| Information provided |
------------------------------------------------------------------------
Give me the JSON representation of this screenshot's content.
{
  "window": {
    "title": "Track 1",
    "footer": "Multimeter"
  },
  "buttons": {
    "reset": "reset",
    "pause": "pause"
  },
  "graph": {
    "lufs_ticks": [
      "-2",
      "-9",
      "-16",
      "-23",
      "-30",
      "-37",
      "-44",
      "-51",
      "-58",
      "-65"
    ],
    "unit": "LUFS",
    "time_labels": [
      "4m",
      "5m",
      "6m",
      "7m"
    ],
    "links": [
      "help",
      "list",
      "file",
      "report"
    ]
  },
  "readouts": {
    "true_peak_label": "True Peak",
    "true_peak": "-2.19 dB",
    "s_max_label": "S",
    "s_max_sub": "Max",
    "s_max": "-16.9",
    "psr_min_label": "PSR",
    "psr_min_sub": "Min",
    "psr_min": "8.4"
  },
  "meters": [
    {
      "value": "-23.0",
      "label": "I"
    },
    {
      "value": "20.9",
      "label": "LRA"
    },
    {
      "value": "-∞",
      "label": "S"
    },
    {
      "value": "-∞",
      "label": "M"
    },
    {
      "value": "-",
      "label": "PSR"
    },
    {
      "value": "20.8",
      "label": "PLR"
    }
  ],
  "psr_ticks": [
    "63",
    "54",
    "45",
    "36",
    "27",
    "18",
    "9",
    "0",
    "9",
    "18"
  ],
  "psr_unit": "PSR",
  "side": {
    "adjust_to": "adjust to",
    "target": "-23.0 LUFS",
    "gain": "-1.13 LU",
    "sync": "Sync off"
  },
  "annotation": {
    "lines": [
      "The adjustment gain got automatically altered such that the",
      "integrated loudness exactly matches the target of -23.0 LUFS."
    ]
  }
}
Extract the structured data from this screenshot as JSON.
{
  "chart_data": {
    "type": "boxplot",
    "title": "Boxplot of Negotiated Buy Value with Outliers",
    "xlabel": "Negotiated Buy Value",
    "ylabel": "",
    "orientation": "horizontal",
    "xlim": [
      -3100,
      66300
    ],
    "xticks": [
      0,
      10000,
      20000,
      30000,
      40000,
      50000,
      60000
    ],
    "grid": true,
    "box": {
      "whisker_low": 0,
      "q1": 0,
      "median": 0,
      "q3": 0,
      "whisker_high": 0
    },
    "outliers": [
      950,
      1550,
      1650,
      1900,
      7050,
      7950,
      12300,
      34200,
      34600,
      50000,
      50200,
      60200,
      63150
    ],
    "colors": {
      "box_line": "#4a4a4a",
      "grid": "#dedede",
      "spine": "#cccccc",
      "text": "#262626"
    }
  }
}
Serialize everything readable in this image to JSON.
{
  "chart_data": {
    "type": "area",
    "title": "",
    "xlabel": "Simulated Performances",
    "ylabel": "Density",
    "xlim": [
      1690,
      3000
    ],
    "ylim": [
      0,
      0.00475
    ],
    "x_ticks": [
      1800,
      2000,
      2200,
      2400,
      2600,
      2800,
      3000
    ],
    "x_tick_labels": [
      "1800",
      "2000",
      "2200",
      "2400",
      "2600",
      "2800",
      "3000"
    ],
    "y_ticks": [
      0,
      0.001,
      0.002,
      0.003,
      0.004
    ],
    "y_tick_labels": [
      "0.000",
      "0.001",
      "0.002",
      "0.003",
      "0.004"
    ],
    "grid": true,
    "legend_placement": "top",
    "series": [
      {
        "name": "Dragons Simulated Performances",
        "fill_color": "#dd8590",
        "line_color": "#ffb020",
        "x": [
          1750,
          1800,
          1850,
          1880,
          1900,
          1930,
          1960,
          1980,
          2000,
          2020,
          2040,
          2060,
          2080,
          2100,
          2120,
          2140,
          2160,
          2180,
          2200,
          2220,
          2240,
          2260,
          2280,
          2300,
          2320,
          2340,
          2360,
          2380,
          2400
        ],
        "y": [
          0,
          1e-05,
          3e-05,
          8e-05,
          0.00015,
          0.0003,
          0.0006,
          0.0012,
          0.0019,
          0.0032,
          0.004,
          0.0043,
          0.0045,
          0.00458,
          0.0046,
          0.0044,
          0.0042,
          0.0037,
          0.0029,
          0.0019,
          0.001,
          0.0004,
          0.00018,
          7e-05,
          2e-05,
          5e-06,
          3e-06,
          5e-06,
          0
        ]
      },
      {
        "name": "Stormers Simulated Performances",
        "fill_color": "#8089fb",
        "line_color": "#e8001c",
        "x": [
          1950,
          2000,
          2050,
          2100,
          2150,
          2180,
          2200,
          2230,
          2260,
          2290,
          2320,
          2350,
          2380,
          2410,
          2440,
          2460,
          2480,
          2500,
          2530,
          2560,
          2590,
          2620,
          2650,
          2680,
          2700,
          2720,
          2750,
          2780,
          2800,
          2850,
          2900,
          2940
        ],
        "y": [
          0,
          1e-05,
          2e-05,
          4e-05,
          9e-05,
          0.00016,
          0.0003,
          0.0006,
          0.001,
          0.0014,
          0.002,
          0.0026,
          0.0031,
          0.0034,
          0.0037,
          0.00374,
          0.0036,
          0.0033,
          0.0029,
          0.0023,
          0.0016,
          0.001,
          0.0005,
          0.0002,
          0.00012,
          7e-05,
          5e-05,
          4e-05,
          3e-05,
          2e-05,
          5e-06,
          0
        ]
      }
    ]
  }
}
------------------------------------------------------------------------
| Written problem |
In the entries above, find every line holding the word "title" and copy it out.

| Solution to the problem |
    "title": "Track 1",
    "title": "Boxplot of Negotiated Buy Value with Outliers",
    "title": "",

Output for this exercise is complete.